§ Challenge: Review the material line by line. Identify and copy every line that contains the string "text".

§ Source data:

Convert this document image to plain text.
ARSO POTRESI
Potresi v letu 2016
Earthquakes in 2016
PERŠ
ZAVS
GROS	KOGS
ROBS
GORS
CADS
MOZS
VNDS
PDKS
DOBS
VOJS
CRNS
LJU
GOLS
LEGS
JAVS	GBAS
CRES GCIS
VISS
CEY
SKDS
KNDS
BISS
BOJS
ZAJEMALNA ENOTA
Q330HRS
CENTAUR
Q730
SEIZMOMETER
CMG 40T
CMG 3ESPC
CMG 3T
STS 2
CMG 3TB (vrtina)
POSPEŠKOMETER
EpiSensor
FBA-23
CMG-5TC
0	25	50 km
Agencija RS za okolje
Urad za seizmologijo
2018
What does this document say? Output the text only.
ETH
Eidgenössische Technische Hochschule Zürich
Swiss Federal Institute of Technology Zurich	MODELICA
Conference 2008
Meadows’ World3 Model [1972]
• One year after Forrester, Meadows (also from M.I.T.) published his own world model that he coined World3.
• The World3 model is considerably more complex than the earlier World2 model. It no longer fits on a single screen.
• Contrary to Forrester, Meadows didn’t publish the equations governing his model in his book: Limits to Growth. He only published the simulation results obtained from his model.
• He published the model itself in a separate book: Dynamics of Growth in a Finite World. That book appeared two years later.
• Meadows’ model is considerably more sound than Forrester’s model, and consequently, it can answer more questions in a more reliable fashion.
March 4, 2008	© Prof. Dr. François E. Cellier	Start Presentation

--

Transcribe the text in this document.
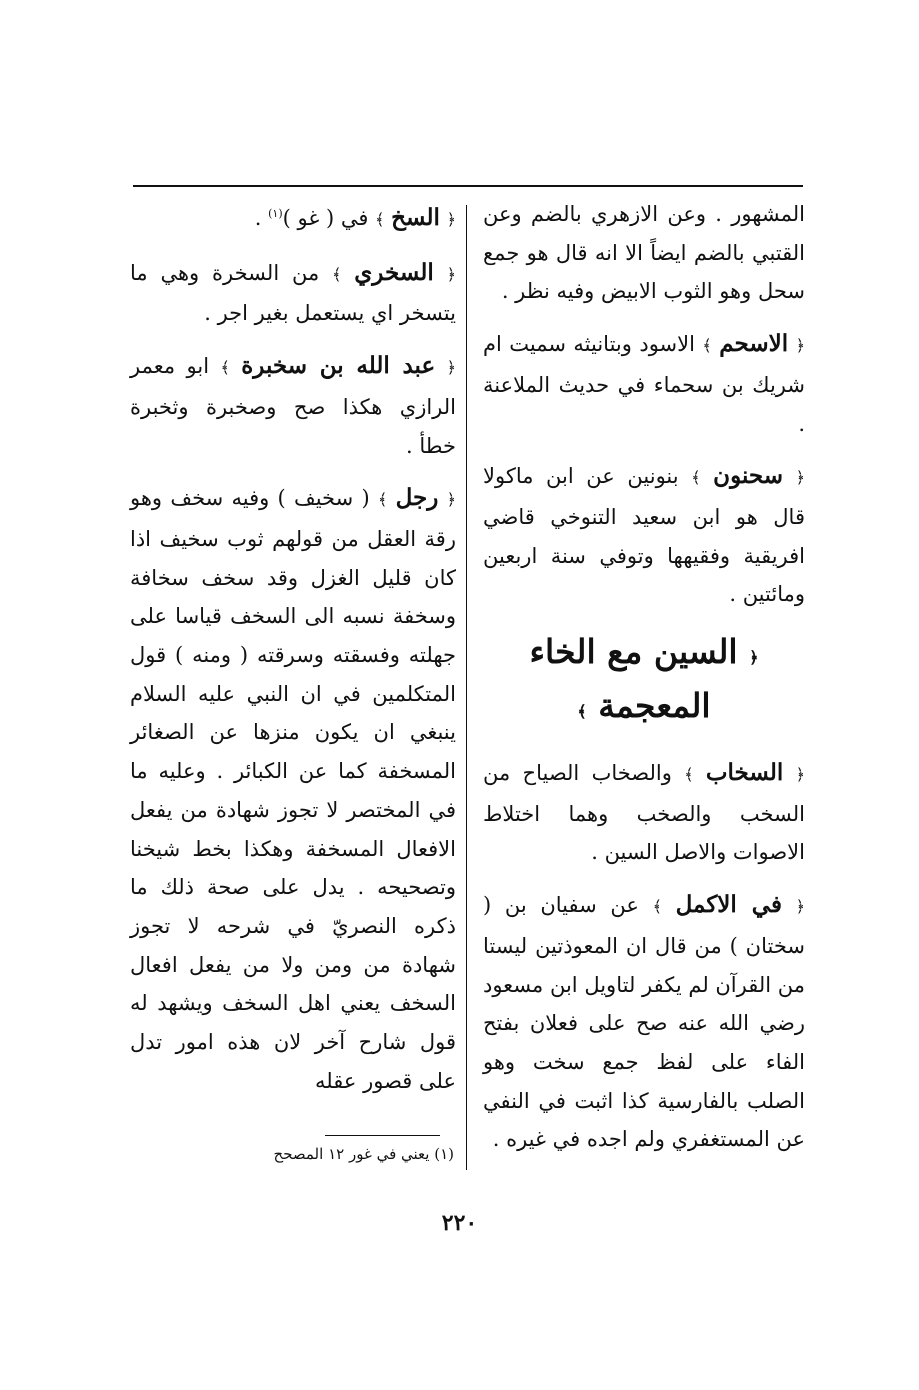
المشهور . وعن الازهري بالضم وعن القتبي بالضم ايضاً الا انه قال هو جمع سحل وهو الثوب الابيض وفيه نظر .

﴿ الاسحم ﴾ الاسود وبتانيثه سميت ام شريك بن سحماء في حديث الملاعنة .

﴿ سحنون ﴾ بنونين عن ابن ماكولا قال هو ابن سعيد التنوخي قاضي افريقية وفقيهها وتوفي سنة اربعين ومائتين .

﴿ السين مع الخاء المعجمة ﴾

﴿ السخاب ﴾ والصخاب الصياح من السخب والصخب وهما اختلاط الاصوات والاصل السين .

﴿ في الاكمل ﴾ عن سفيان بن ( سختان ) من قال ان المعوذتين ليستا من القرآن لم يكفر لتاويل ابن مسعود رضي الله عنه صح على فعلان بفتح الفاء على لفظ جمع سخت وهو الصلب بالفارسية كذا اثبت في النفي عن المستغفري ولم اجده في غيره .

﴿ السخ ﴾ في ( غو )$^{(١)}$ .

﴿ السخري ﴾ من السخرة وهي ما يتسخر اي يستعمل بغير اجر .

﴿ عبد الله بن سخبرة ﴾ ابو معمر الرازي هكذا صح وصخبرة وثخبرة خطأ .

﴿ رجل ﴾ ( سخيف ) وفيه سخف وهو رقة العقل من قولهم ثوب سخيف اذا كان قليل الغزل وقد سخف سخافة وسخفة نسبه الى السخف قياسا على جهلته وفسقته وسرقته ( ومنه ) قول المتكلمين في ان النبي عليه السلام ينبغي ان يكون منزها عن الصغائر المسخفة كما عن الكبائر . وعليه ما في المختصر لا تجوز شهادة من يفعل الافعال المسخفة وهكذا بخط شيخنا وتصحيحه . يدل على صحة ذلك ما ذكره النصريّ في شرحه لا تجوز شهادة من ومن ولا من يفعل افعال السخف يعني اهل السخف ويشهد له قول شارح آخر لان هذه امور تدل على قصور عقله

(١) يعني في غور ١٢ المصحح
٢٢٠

==

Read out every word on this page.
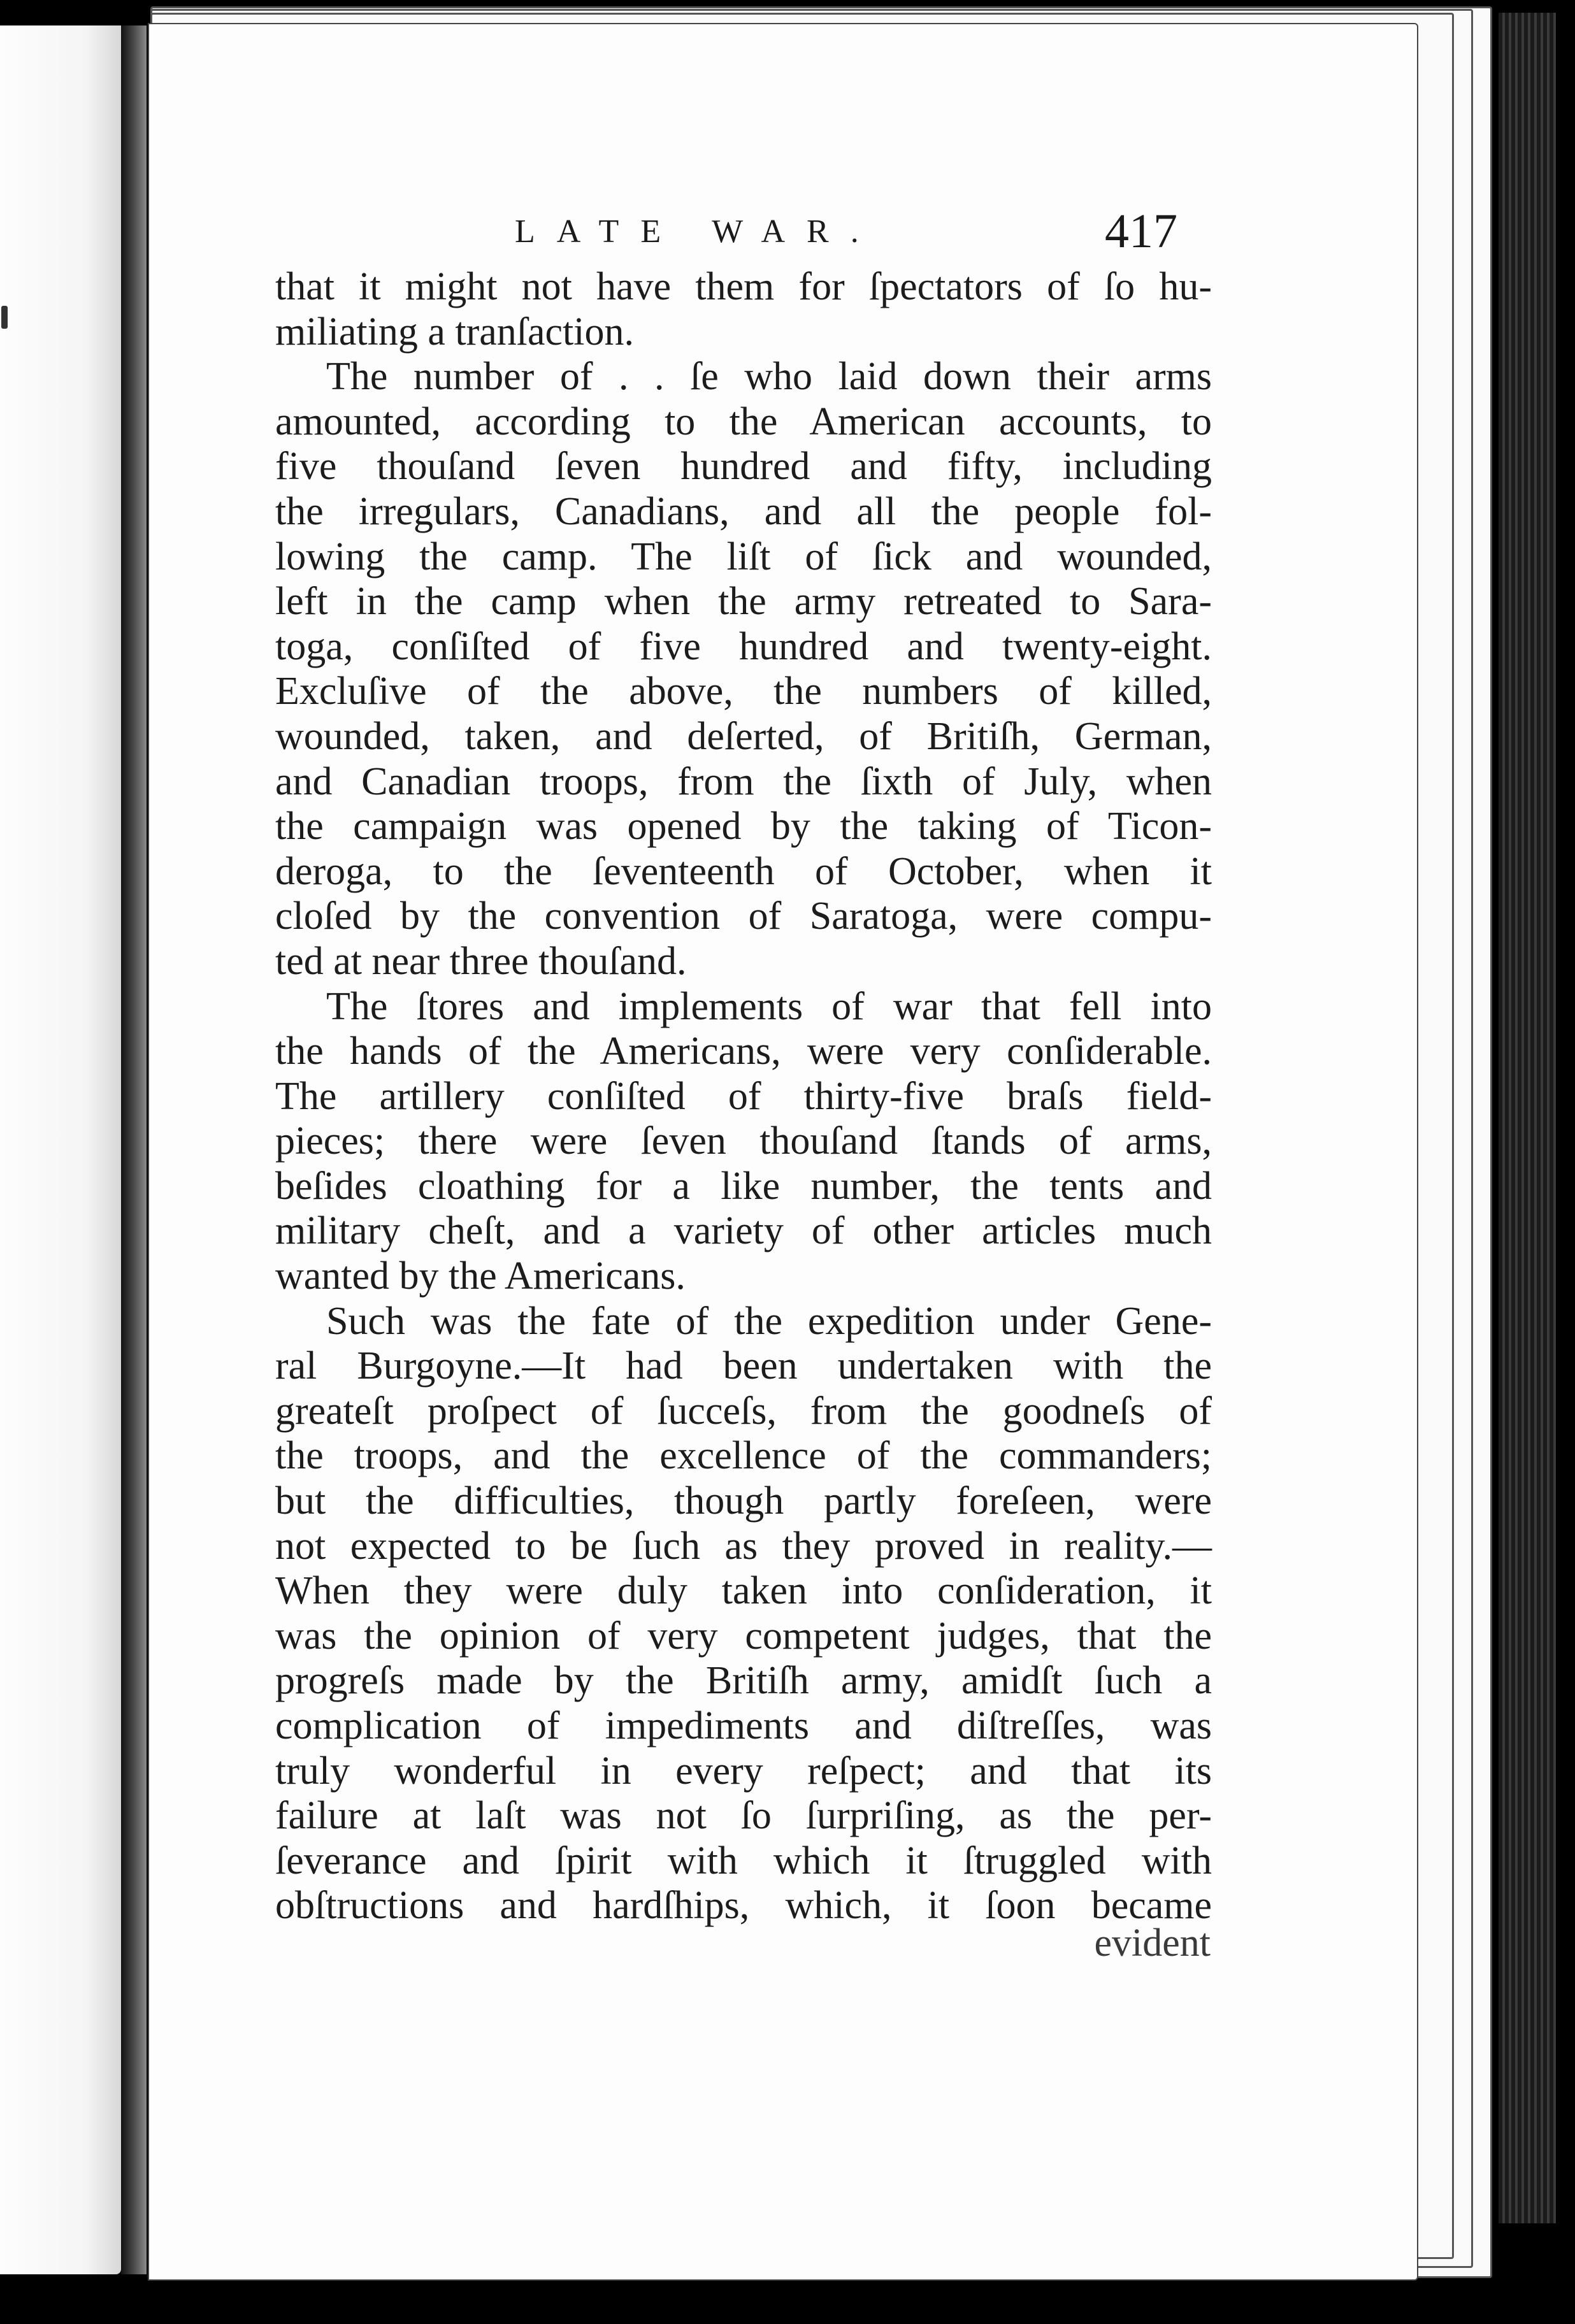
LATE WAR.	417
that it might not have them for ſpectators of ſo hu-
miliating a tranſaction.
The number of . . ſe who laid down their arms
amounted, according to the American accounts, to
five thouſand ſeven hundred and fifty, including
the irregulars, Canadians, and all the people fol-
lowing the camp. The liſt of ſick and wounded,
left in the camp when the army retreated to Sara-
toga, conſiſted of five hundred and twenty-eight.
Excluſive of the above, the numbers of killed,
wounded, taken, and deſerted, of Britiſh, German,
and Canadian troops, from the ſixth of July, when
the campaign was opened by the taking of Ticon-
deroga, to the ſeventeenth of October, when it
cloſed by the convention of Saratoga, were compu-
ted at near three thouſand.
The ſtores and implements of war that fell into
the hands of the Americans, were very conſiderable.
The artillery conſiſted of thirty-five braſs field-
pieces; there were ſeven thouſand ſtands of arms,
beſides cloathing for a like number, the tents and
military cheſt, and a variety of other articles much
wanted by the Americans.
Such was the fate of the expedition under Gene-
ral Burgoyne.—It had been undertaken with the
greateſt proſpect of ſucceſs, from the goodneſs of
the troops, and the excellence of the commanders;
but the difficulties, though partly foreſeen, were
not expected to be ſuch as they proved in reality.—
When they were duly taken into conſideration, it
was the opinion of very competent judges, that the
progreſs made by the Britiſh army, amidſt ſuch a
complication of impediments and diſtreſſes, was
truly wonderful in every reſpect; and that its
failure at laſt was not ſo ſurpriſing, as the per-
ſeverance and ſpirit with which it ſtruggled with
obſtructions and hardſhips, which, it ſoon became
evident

§ Answer for the task:
Convert this document image to plain text.
What does this document say? Output the text only.
Transcribe the text in this document.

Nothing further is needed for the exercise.